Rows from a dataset
■ ■ ■ ■
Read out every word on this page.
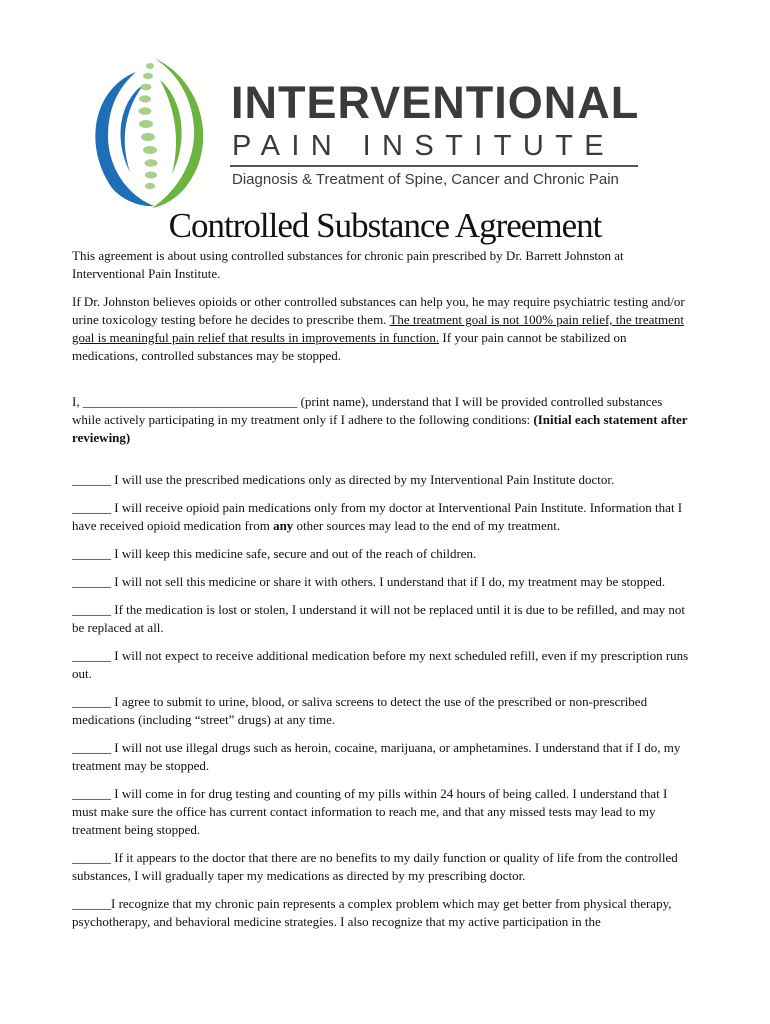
INTERVENTIONAL
PAIN INSTITUTE
Diagnosis & Treatment of Spine, Cancer and Chronic Pain
Controlled Substance Agreement

This agreement is about using controlled substances for chronic pain prescribed by Dr. Barrett Johnston at Interventional Pain Institute.

If Dr. Johnston believes opioids or other controlled substances can help you, he may require psychiatric testing and/or urine toxicology testing before he decides to prescribe them. The treatment goal is not 100% pain relief, the treatment goal is meaningful pain relief that results in improvements in function. If your pain cannot be stabilized on medications, controlled substances may be stopped.

I, _________________________________ (print name), understand that I will be provided controlled substances while actively participating in my treatment only if I adhere to the following conditions: (Initial each statement after reviewing)

______ I will use the prescribed medications only as directed by my Interventional Pain Institute doctor.

______ I will receive opioid pain medications only from my doctor at Interventional Pain Institute. Information that I have received opioid medication from any other sources may lead to the end of my treatment.

______ I will keep this medicine safe, secure and out of the reach of children.

______ I will not sell this medicine or share it with others. I understand that if I do, my treatment may be stopped.

______ If the medication is lost or stolen, I understand it will not be replaced until it is due to be refilled, and may not be replaced at all.

______ I will not expect to receive additional medication before my next scheduled refill, even if my prescription runs out.

______ I agree to submit to urine, blood, or saliva screens to detect the use of the prescribed or non-prescribed medications (including “street” drugs) at any time.

______ I will not use illegal drugs such as heroin, cocaine, marijuana, or amphetamines. I understand that if I do, my treatment may be stopped.

______ I will come in for drug testing and counting of my pills within 24 hours of being called. I understand that I must make sure the office has current contact information to reach me, and that any missed tests may lead to my treatment being stopped.

______ If it appears to the doctor that there are no benefits to my daily function or quality of life from the controlled substances, I will gradually taper my medications as directed by my prescribing doctor.

______I recognize that my chronic pain represents a complex problem which may get better from physical therapy, psychotherapy, and behavioral medicine strategies. I also recognize that my active participation in the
■ ■ ■ ■
Repeat the records in full, exactly as they appear, without the pictures.

▶ PROBLEM SOLUTION:
Read out every word on this page.
INTERVENTIONAL
PAIN INSTITUTE
Diagnosis & Treatment of Spine, Cancer and Chronic Pain
Controlled Substance Agreement

This agreement is about using controlled substances for chronic pain prescribed by Dr. Barrett Johnston at Interventional Pain Institute.

If Dr. Johnston believes opioids or other controlled substances can help you, he may require psychiatric testing and/or urine toxicology testing before he decides to prescribe them. The treatment goal is not 100% pain relief, the treatment goal is meaningful pain relief that results in improvements in function. If your pain cannot be stabilized on medications, controlled substances may be stopped.

I, _________________________________ (print name), understand that I will be provided controlled substances while actively participating in my treatment only if I adhere to the following conditions: (Initial each statement after reviewing)

______ I will use the prescribed medications only as directed by my Interventional Pain Institute doctor.

______ I will receive opioid pain medications only from my doctor at Interventional Pain Institute. Information that I have received opioid medication from any other sources may lead to the end of my treatment.

______ I will keep this medicine safe, secure and out of the reach of children.

______ I will not sell this medicine or share it with others. I understand that if I do, my treatment may be stopped.

______ If the medication is lost or stolen, I understand it will not be replaced until it is due to be refilled, and may not be replaced at all.

______ I will not expect to receive additional medication before my next scheduled refill, even if my prescription runs out.

______ I agree to submit to urine, blood, or saliva screens to detect the use of the prescribed or non-prescribed medications (including “street” drugs) at any time.

______ I will not use illegal drugs such as heroin, cocaine, marijuana, or amphetamines. I understand that if I do, my treatment may be stopped.

______ I will come in for drug testing and counting of my pills within 24 hours of being called. I understand that I must make sure the office has current contact information to reach me, and that any missed tests may lead to my treatment being stopped.

______ If it appears to the doctor that there are no benefits to my daily function or quality of life from the controlled substances, I will gradually taper my medications as directed by my prescribing doctor.

______I recognize that my chronic pain represents a complex problem which may get better from physical therapy, psychotherapy, and behavioral medicine strategies. I also recognize that my active participation in the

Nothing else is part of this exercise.